# What to produce:
Repeat every record below exactly, but leave out any pictures.

Stored data:
## BEGIN

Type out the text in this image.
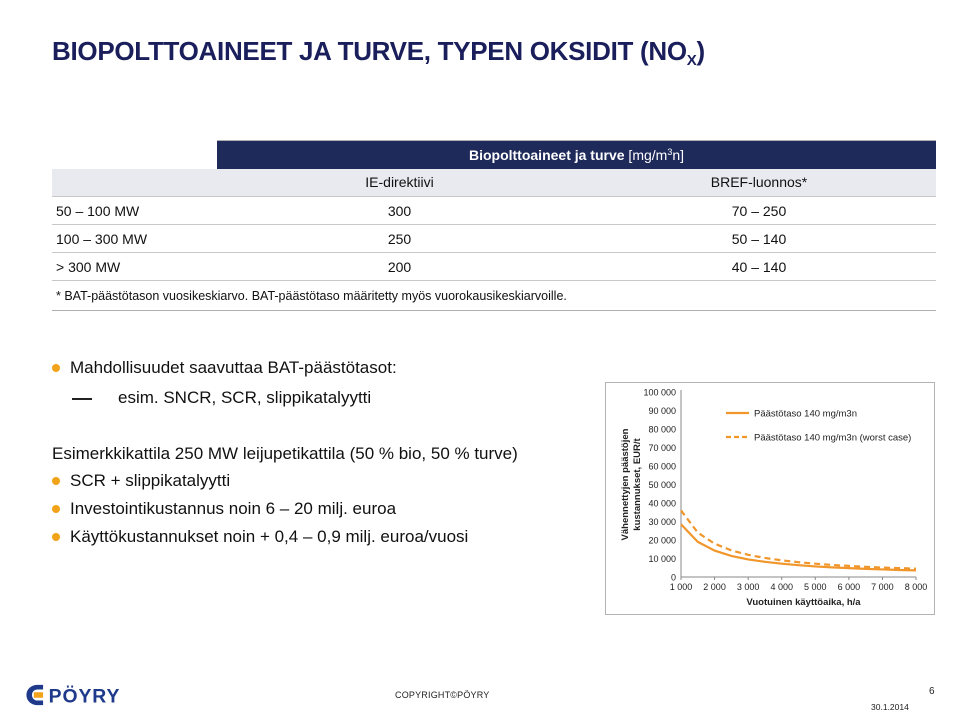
BIOPOLTTOAINEET JA TURVE, TYPEN OKSIDIT $(NO_X)$
	Biopolttoaineet ja turve $[mg/m^3n]$	
	IE-direktiivi	BREF-luonnos*
50 – 100 MW	300	70 – 250
100 – 300 MW	250	50 – 140
> 300 MW	200	40 – 140
* BAT-päästötason vuosikeskiarvo. BAT-päästötaso määritetty myös vuorokausikeskiarvoille.		
Mahdollisuudet saavuttaa BAT-päästötasot:
esim. SNCR, SCR, slippikatalyytti
Esimerkkikattila 250 MW leijupetikattila (50 % bio, 50 % turve)
SCR + slippikatalyytti
Investointikustannus noin 6 – 20 milj. euroa
Käyttökustannukset noin + 0,4 – 0,9 milj. euroa/vuosi
0
10 000
20 000
30 000
40 000
50 000
60 000
70 000
80 000
90 000
100 000
1 000 2 000 3 000 4 000 5 000 6 000 7 000 8 000
Vuotuinen käyttöaika, h/a
Vähennettyjen päästöjen kustannukset, EUR/t
Päästötaso 140 mg/m3n
Päästötaso 140 mg/m3n (worst case)
PÖYRY	COPYRIGHT©PÖYRY	6
30.1.2014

## END

# Reply to the task:
Type out the text in this image.
BIOPOLTTOAINEET JA TURVE, TYPEN OKSIDIT $(NO_X)$
	Biopolttoaineet ja turve $[mg/m^3n]$	
	IE-direktiivi	BREF-luonnos*
50 – 100 MW	300	70 – 250
100 – 300 MW	250	50 – 140
> 300 MW	200	40 – 140
* BAT-päästötason vuosikeskiarvo. BAT-päästötaso määritetty myös vuorokausikeskiarvoille.		
Mahdollisuudet saavuttaa BAT-päästötasot:
esim. SNCR, SCR, slippikatalyytti
Esimerkkikattila 250 MW leijupetikattila (50 % bio, 50 % turve)
SCR + slippikatalyytti
Investointikustannus noin 6 – 20 milj. euroa
Käyttökustannukset noin + 0,4 – 0,9 milj. euroa/vuosi
0
10 000
20 000
30 000
40 000
50 000
60 000
70 000
80 000
90 000
100 000
1 000 2 000 3 000 4 000 5 000 6 000 7 000 8 000
Vuotuinen käyttöaika, h/a
Vähennettyjen päästöjen kustannukset, EUR/t
Päästötaso 140 mg/m3n
Päästötaso 140 mg/m3n (worst case)
PÖYRY	COPYRIGHT©PÖYRY	6
30.1.2014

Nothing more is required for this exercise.